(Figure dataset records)
<<<<

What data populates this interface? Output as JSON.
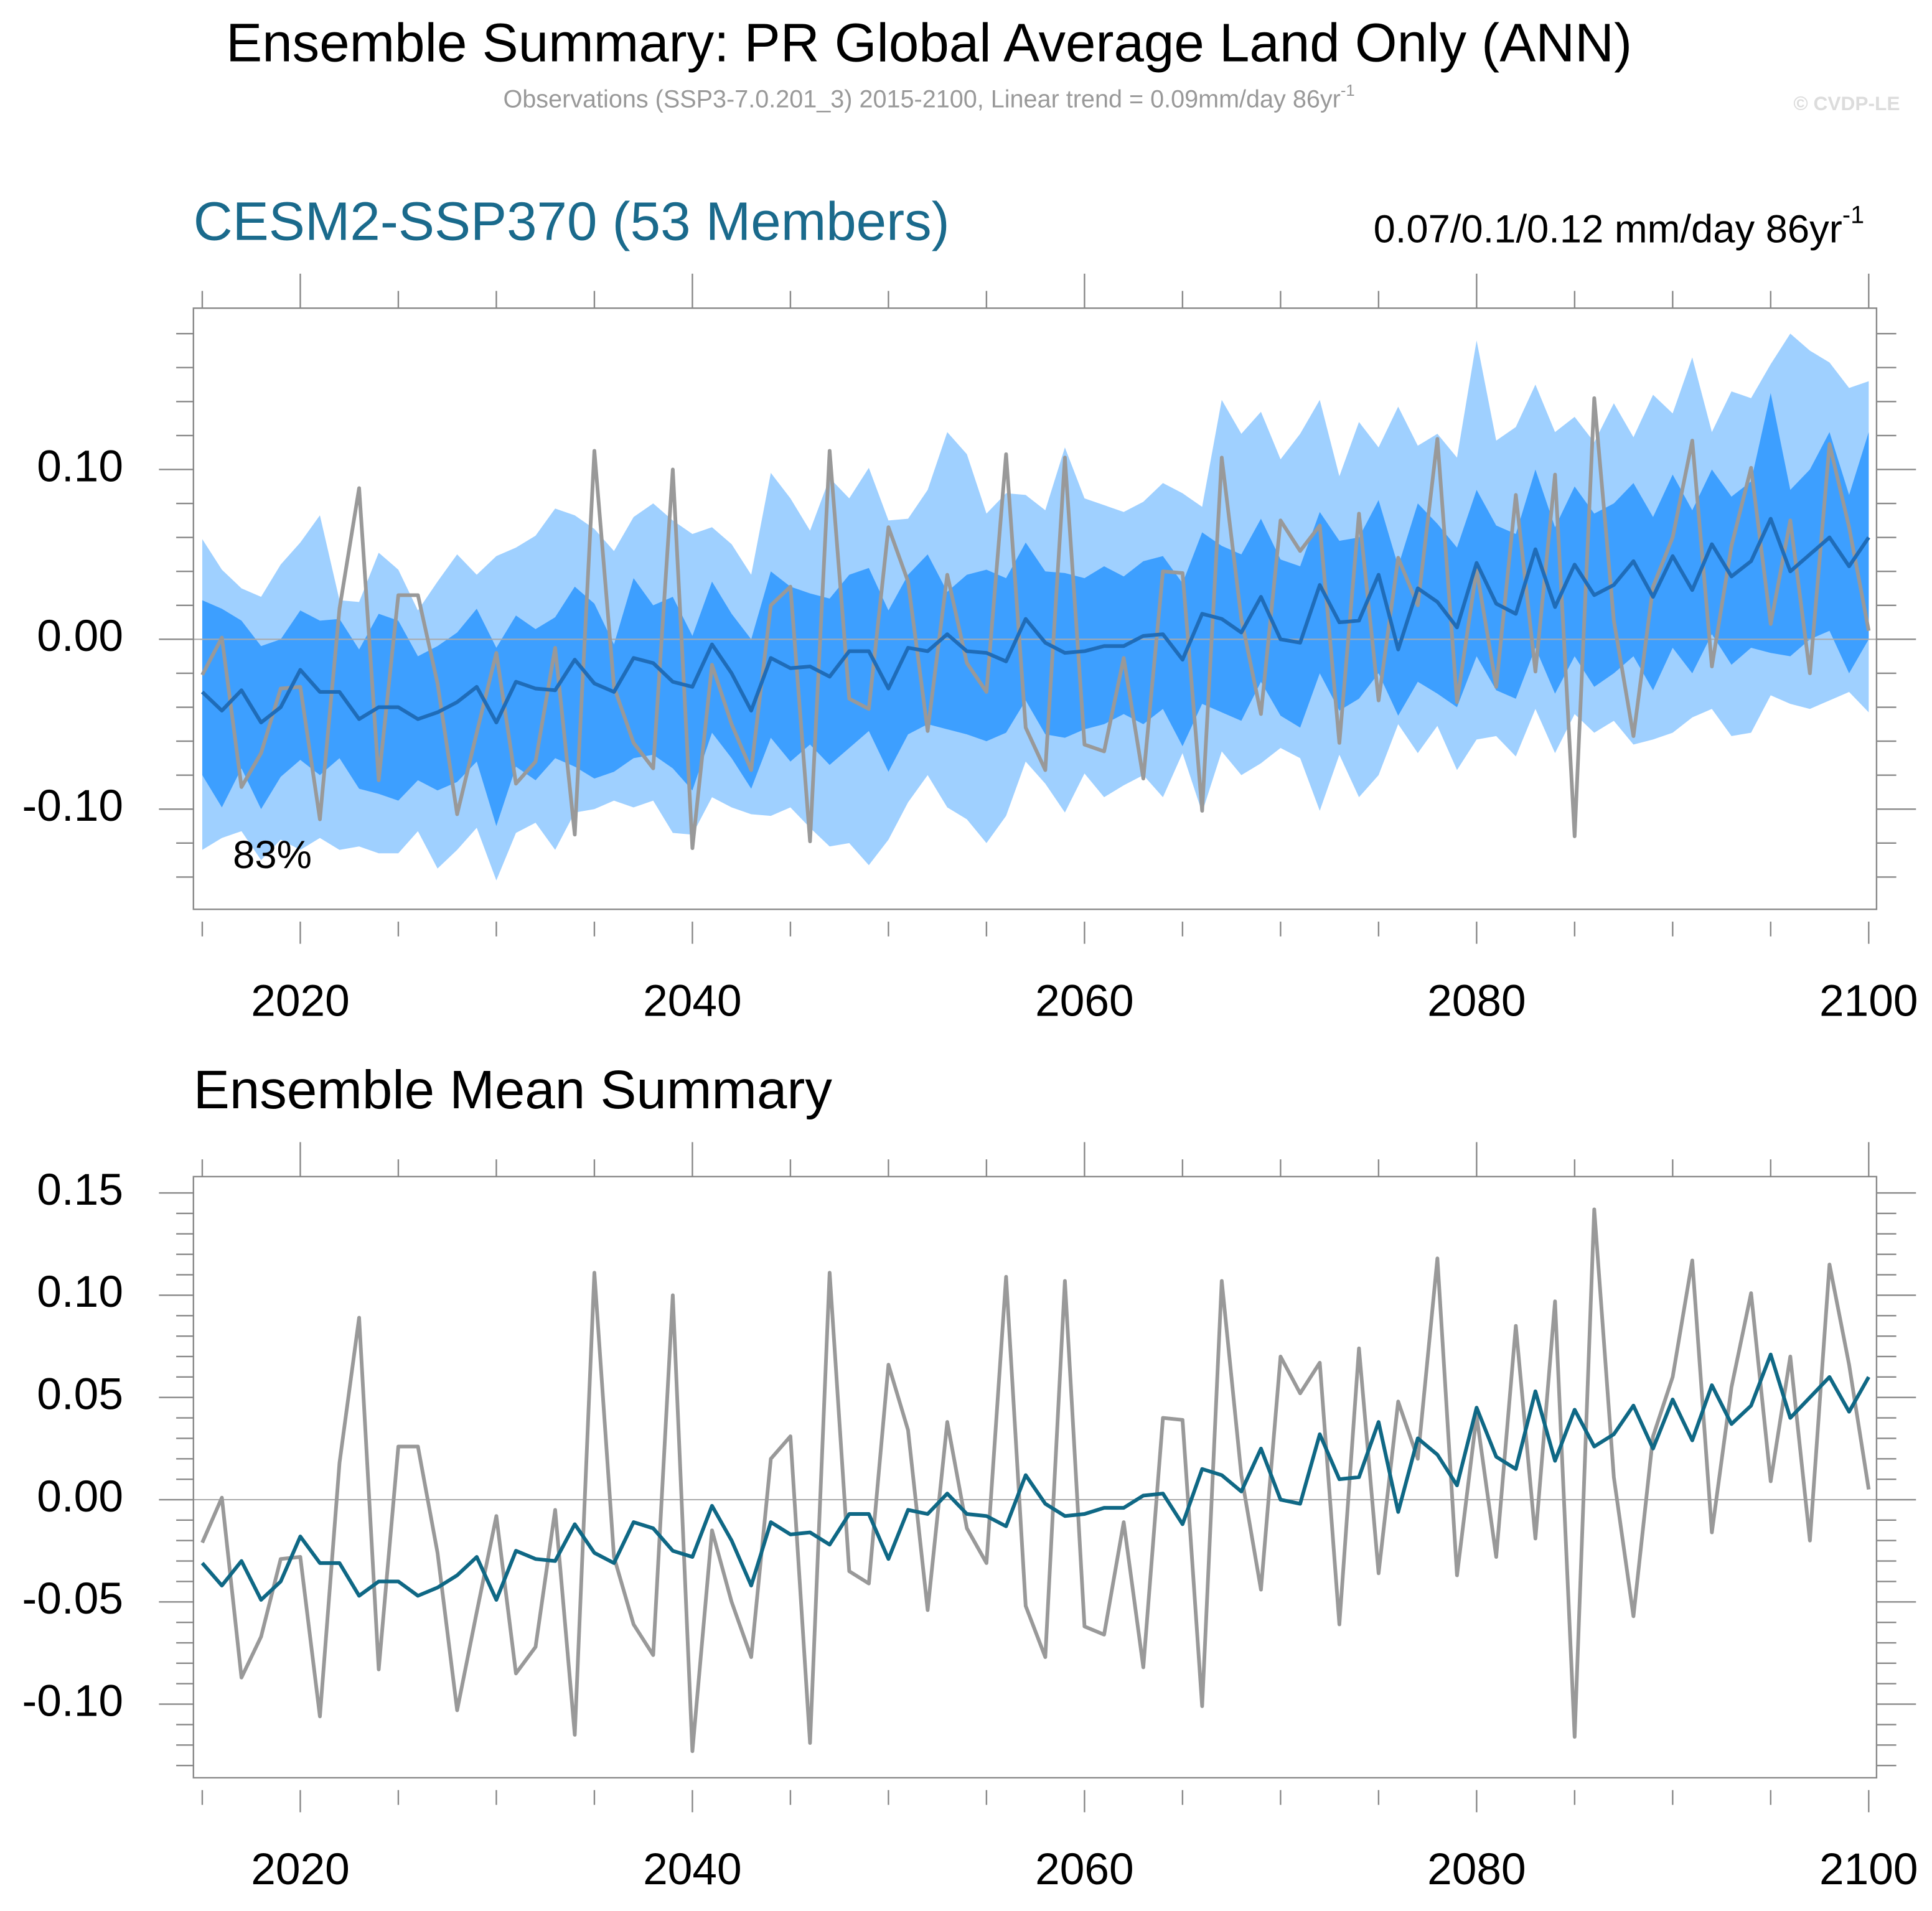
{
  "header": {
    "title": "Ensemble Summary: PR Global Average Land Only (ANN)",
    "subtitle": "Observations (SSP3-7.0.201_3) 2015-2100, Linear trend = 0.09mm/day 86yr",
    "subtitle_sup": "-1",
    "credit": "© CVDP-LE"
  },
  "chart_data": [
    {
      "type": "line",
      "title": "CESM2-SSP370 (53 Members)",
      "title_color": "#1a6a8c",
      "note": "0.07/0.1/0.12 mm/day 86yr",
      "note_sup": "-1",
      "annotation": "83%",
      "x": [
        2015,
        2016,
        2017,
        2018,
        2019,
        2020,
        2021,
        2022,
        2023,
        2024,
        2025,
        2026,
        2027,
        2028,
        2029,
        2030,
        2031,
        2032,
        2033,
        2034,
        2035,
        2036,
        2037,
        2038,
        2039,
        2040,
        2041,
        2042,
        2043,
        2044,
        2045,
        2046,
        2047,
        2048,
        2049,
        2050,
        2051,
        2052,
        2053,
        2054,
        2055,
        2056,
        2057,
        2058,
        2059,
        2060,
        2061,
        2062,
        2063,
        2064,
        2065,
        2066,
        2067,
        2068,
        2069,
        2070,
        2071,
        2072,
        2073,
        2074,
        2075,
        2076,
        2077,
        2078,
        2079,
        2080,
        2081,
        2082,
        2083,
        2084,
        2085,
        2086,
        2087,
        2088,
        2089,
        2090,
        2091,
        2092,
        2093,
        2094,
        2095,
        2096,
        2097,
        2098,
        2099,
        2100
      ],
      "xlim": [
        2014.55,
        2100.4
      ],
      "xticks": [
        2020,
        2040,
        2060,
        2080,
        2100
      ],
      "xminorticks": [
        2015,
        2025,
        2030,
        2035,
        2045,
        2050,
        2055,
        2065,
        2070,
        2075,
        2085,
        2090,
        2095
      ],
      "ylim": [
        -0.159,
        0.195
      ],
      "yticks": [
        {
          "value": -0.1,
          "label": "-0.10"
        },
        {
          "value": 0,
          "label": "0.00"
        },
        {
          "value": 0.1,
          "label": "0.10"
        }
      ],
      "yminorticks": [
        -0.14,
        -0.12,
        -0.08,
        -0.06,
        -0.04,
        -0.02,
        0.02,
        0.04,
        0.06,
        0.08,
        0.12,
        0.14,
        0.16,
        0.18
      ],
      "hline": 0,
      "bands": [
        {
          "color": "#9fd0ff",
          "upper": [
            0.059,
            0.041,
            0.03,
            0.025,
            0.044,
            0.057,
            0.073,
            0.023,
            0.022,
            0.051,
            0.041,
            0.017,
            0.034,
            0.05,
            0.038,
            0.049,
            0.054,
            0.061,
            0.077,
            0.073,
            0.065,
            0.052,
            0.072,
            0.08,
            0.07,
            0.062,
            0.066,
            0.056,
            0.038,
            0.098,
            0.083,
            0.064,
            0.095,
            0.083,
            0.101,
            0.07,
            0.071,
            0.088,
            0.122,
            0.109,
            0.074,
            0.086,
            0.085,
            0.076,
            0.113,
            0.083,
            0.079,
            0.075,
            0.081,
            0.092,
            0.086,
            0.078,
            0.141,
            0.121,
            0.134,
            0.106,
            0.121,
            0.141,
            0.096,
            0.128,
            0.113,
            0.137,
            0.114,
            0.121,
            0.107,
            0.176,
            0.117,
            0.125,
            0.15,
            0.122,
            0.131,
            0.116,
            0.139,
            0.119,
            0.144,
            0.133,
            0.166,
            0.122,
            0.146,
            0.142,
            0.162,
            0.18,
            0.17,
            0.163,
            0.148,
            0.152
          ],
          "lower": [
            -0.124,
            -0.117,
            -0.113,
            -0.13,
            -0.118,
            -0.124,
            -0.117,
            -0.124,
            -0.122,
            -0.126,
            -0.126,
            -0.113,
            -0.135,
            -0.124,
            -0.111,
            -0.142,
            -0.114,
            -0.108,
            -0.124,
            -0.102,
            -0.1,
            -0.095,
            -0.099,
            -0.095,
            -0.114,
            -0.115,
            -0.093,
            -0.099,
            -0.103,
            -0.104,
            -0.099,
            -0.111,
            -0.122,
            -0.12,
            -0.133,
            -0.118,
            -0.096,
            -0.08,
            -0.099,
            -0.106,
            -0.12,
            -0.104,
            -0.072,
            -0.085,
            -0.102,
            -0.079,
            -0.093,
            -0.086,
            -0.08,
            -0.093,
            -0.067,
            -0.102,
            -0.066,
            -0.08,
            -0.073,
            -0.064,
            -0.07,
            -0.101,
            -0.068,
            -0.093,
            -0.08,
            -0.05,
            -0.067,
            -0.051,
            -0.077,
            -0.059,
            -0.057,
            -0.069,
            -0.041,
            -0.067,
            -0.044,
            -0.055,
            -0.048,
            -0.062,
            -0.059,
            -0.055,
            -0.046,
            -0.041,
            -0.057,
            -0.055,
            -0.033,
            -0.038,
            -0.041,
            -0.036,
            -0.031,
            -0.043
          ]
        },
        {
          "color": "#3d9fff",
          "upper": [
            0.023,
            0.018,
            0.011,
            -0.004,
            0.0,
            0.017,
            0.011,
            0.012,
            -0.006,
            0.015,
            0.011,
            -0.01,
            -0.004,
            0.004,
            0.018,
            -0.005,
            0.014,
            0.006,
            0.013,
            0.031,
            0.021,
            -0.003,
            0.036,
            0.02,
            0.025,
            0.002,
            0.034,
            0.015,
            0.0,
            0.04,
            0.031,
            0.027,
            0.024,
            0.038,
            0.042,
            0.017,
            0.038,
            0.05,
            0.028,
            0.038,
            0.041,
            0.036,
            0.057,
            0.04,
            0.039,
            0.036,
            0.043,
            0.037,
            0.046,
            0.049,
            0.033,
            0.063,
            0.055,
            0.05,
            0.071,
            0.047,
            0.043,
            0.075,
            0.058,
            0.06,
            0.082,
            0.043,
            0.08,
            0.068,
            0.054,
            0.088,
            0.067,
            0.062,
            0.1,
            0.066,
            0.09,
            0.074,
            0.08,
            0.092,
            0.072,
            0.097,
            0.076,
            0.1,
            0.084,
            0.093,
            0.145,
            0.088,
            0.1,
            0.122,
            0.085,
            0.122
          ],
          "lower": [
            -0.08,
            -0.099,
            -0.076,
            -0.1,
            -0.081,
            -0.071,
            -0.08,
            -0.07,
            -0.088,
            -0.091,
            -0.095,
            -0.083,
            -0.089,
            -0.084,
            -0.072,
            -0.11,
            -0.075,
            -0.083,
            -0.07,
            -0.075,
            -0.082,
            -0.078,
            -0.07,
            -0.068,
            -0.076,
            -0.089,
            -0.055,
            -0.07,
            -0.088,
            -0.058,
            -0.072,
            -0.062,
            -0.074,
            -0.064,
            -0.054,
            -0.078,
            -0.056,
            -0.05,
            -0.053,
            -0.056,
            -0.06,
            -0.055,
            -0.036,
            -0.056,
            -0.058,
            -0.053,
            -0.05,
            -0.044,
            -0.05,
            -0.041,
            -0.063,
            -0.038,
            -0.043,
            -0.048,
            -0.025,
            -0.045,
            -0.052,
            -0.02,
            -0.042,
            -0.035,
            -0.02,
            -0.045,
            -0.025,
            -0.032,
            -0.04,
            -0.01,
            -0.03,
            -0.035,
            -0.005,
            -0.032,
            -0.01,
            -0.028,
            -0.02,
            -0.01,
            -0.03,
            -0.005,
            -0.02,
            0.003,
            -0.015,
            -0.005,
            -0.008,
            -0.01,
            0.0,
            0.005,
            -0.02,
            0.0
          ]
        }
      ],
      "series": [
        {
          "color": "#999999",
          "values": [
            -0.021,
            0.001,
            -0.087,
            -0.067,
            -0.029,
            -0.028,
            -0.106,
            0.018,
            0.089,
            -0.083,
            0.026,
            0.026,
            -0.026,
            -0.103,
            -0.055,
            -0.008,
            -0.085,
            -0.072,
            -0.005,
            -0.115,
            0.111,
            -0.028,
            -0.061,
            -0.076,
            0.1,
            -0.123,
            -0.015,
            -0.05,
            -0.077,
            0.02,
            0.031,
            -0.119,
            0.111,
            -0.035,
            -0.041,
            0.066,
            0.034,
            -0.054,
            0.038,
            -0.014,
            -0.031,
            0.109,
            -0.052,
            -0.077,
            0.107,
            -0.062,
            -0.066,
            -0.011,
            -0.082,
            0.04,
            0.039,
            -0.101,
            0.107,
            0.012,
            -0.044,
            0.07,
            0.052,
            0.067,
            -0.061,
            0.074,
            -0.036,
            0.048,
            0.02,
            0.118,
            -0.037,
            0.041,
            -0.028,
            0.085,
            -0.019,
            0.097,
            -0.116,
            0.142,
            0.011,
            -0.057,
            0.031,
            0.06,
            0.117,
            -0.016,
            0.055,
            0.101,
            0.009,
            0.07,
            -0.02,
            0.115,
            0.066,
            0.005
          ]
        },
        {
          "color": "#1f6cb8",
          "values": [
            -0.031,
            -0.042,
            -0.03,
            -0.049,
            -0.04,
            -0.018,
            -0.031,
            -0.031,
            -0.047,
            -0.04,
            -0.04,
            -0.047,
            -0.043,
            -0.037,
            -0.028,
            -0.049,
            -0.025,
            -0.029,
            -0.03,
            -0.012,
            -0.026,
            -0.031,
            -0.011,
            -0.014,
            -0.025,
            -0.028,
            -0.003,
            -0.02,
            -0.042,
            -0.011,
            -0.017,
            -0.016,
            -0.022,
            -0.007,
            -0.007,
            -0.029,
            -0.005,
            -0.007,
            0.003,
            -0.007,
            -0.008,
            -0.013,
            0.012,
            -0.002,
            -0.008,
            -0.007,
            -0.004,
            -0.004,
            0.002,
            0.003,
            -0.012,
            0.015,
            0.012,
            0.004,
            0.025,
            0.0,
            -0.002,
            0.032,
            0.01,
            0.011,
            0.038,
            -0.006,
            0.03,
            0.022,
            0.007,
            0.045,
            0.021,
            0.015,
            0.053,
            0.019,
            0.044,
            0.026,
            0.032,
            0.046,
            0.025,
            0.049,
            0.029,
            0.056,
            0.037,
            0.046,
            0.071,
            0.04,
            0.05,
            0.06,
            0.043,
            0.06
          ]
        }
      ]
    },
    {
      "type": "line",
      "title": "Ensemble Mean Summary",
      "title_color": "#000000",
      "x": [
        2015,
        2016,
        2017,
        2018,
        2019,
        2020,
        2021,
        2022,
        2023,
        2024,
        2025,
        2026,
        2027,
        2028,
        2029,
        2030,
        2031,
        2032,
        2033,
        2034,
        2035,
        2036,
        2037,
        2038,
        2039,
        2040,
        2041,
        2042,
        2043,
        2044,
        2045,
        2046,
        2047,
        2048,
        2049,
        2050,
        2051,
        2052,
        2053,
        2054,
        2055,
        2056,
        2057,
        2058,
        2059,
        2060,
        2061,
        2062,
        2063,
        2064,
        2065,
        2066,
        2067,
        2068,
        2069,
        2070,
        2071,
        2072,
        2073,
        2074,
        2075,
        2076,
        2077,
        2078,
        2079,
        2080,
        2081,
        2082,
        2083,
        2084,
        2085,
        2086,
        2087,
        2088,
        2089,
        2090,
        2091,
        2092,
        2093,
        2094,
        2095,
        2096,
        2097,
        2098,
        2099,
        2100
      ],
      "xlim": [
        2014.55,
        2100.4
      ],
      "xticks": [
        2020,
        2040,
        2060,
        2080,
        2100
      ],
      "xminorticks": [
        2015,
        2025,
        2030,
        2035,
        2045,
        2050,
        2055,
        2065,
        2070,
        2075,
        2085,
        2090,
        2095
      ],
      "ylim": [
        -0.136,
        0.158
      ],
      "yticks": [
        {
          "value": -0.1,
          "label": "-0.10"
        },
        -0.05,
        {
          "value": 0,
          "label": "0.00"
        },
        0.05,
        {
          "value": 0.1,
          "label": "0.10"
        },
        0.15
      ],
      "yminorticks": [
        -0.13,
        -0.12,
        -0.11,
        -0.09,
        -0.08,
        -0.07,
        -0.06,
        -0.04,
        -0.03,
        -0.02,
        -0.01,
        0.01,
        0.02,
        0.03,
        0.04,
        0.06,
        0.07,
        0.08,
        0.09,
        0.11,
        0.12,
        0.13,
        0.14
      ],
      "hline": 0,
      "series": [
        {
          "color": "#999999",
          "values": [
            -0.021,
            0.001,
            -0.087,
            -0.067,
            -0.029,
            -0.028,
            -0.106,
            0.018,
            0.089,
            -0.083,
            0.026,
            0.026,
            -0.026,
            -0.103,
            -0.055,
            -0.008,
            -0.085,
            -0.072,
            -0.005,
            -0.115,
            0.111,
            -0.028,
            -0.061,
            -0.076,
            0.1,
            -0.123,
            -0.015,
            -0.05,
            -0.077,
            0.02,
            0.031,
            -0.119,
            0.111,
            -0.035,
            -0.041,
            0.066,
            0.034,
            -0.054,
            0.038,
            -0.014,
            -0.031,
            0.109,
            -0.052,
            -0.077,
            0.107,
            -0.062,
            -0.066,
            -0.011,
            -0.082,
            0.04,
            0.039,
            -0.101,
            0.107,
            0.012,
            -0.044,
            0.07,
            0.052,
            0.067,
            -0.061,
            0.074,
            -0.036,
            0.048,
            0.02,
            0.118,
            -0.037,
            0.041,
            -0.028,
            0.085,
            -0.019,
            0.097,
            -0.116,
            0.142,
            0.011,
            -0.057,
            0.031,
            0.06,
            0.117,
            -0.016,
            0.055,
            0.101,
            0.009,
            0.07,
            -0.02,
            0.115,
            0.066,
            0.005
          ]
        },
        {
          "color": "#0f6885",
          "values": [
            -0.031,
            -0.042,
            -0.03,
            -0.049,
            -0.04,
            -0.018,
            -0.031,
            -0.031,
            -0.047,
            -0.04,
            -0.04,
            -0.047,
            -0.043,
            -0.037,
            -0.028,
            -0.049,
            -0.025,
            -0.029,
            -0.03,
            -0.012,
            -0.026,
            -0.031,
            -0.011,
            -0.014,
            -0.025,
            -0.028,
            -0.003,
            -0.02,
            -0.042,
            -0.011,
            -0.017,
            -0.016,
            -0.022,
            -0.007,
            -0.007,
            -0.029,
            -0.005,
            -0.007,
            0.003,
            -0.007,
            -0.008,
            -0.013,
            0.012,
            -0.002,
            -0.008,
            -0.007,
            -0.004,
            -0.004,
            0.002,
            0.003,
            -0.012,
            0.015,
            0.012,
            0.004,
            0.025,
            0.0,
            -0.002,
            0.032,
            0.01,
            0.011,
            0.038,
            -0.006,
            0.03,
            0.022,
            0.007,
            0.045,
            0.021,
            0.015,
            0.053,
            0.019,
            0.044,
            0.026,
            0.032,
            0.046,
            0.025,
            0.049,
            0.029,
            0.056,
            0.037,
            0.046,
            0.071,
            0.04,
            0.05,
            0.06,
            0.043,
            0.06
          ]
        }
      ]
    }
  ]
}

>>>>

### WRITTEN TASK:
Where a line above contains the string "Ensemble", copy that line.

### FINISHED EXERCISE:
    "title": "Ensemble Summary: PR Global Average Land Only (ANN)",
      "title": "Ensemble Mean Summary",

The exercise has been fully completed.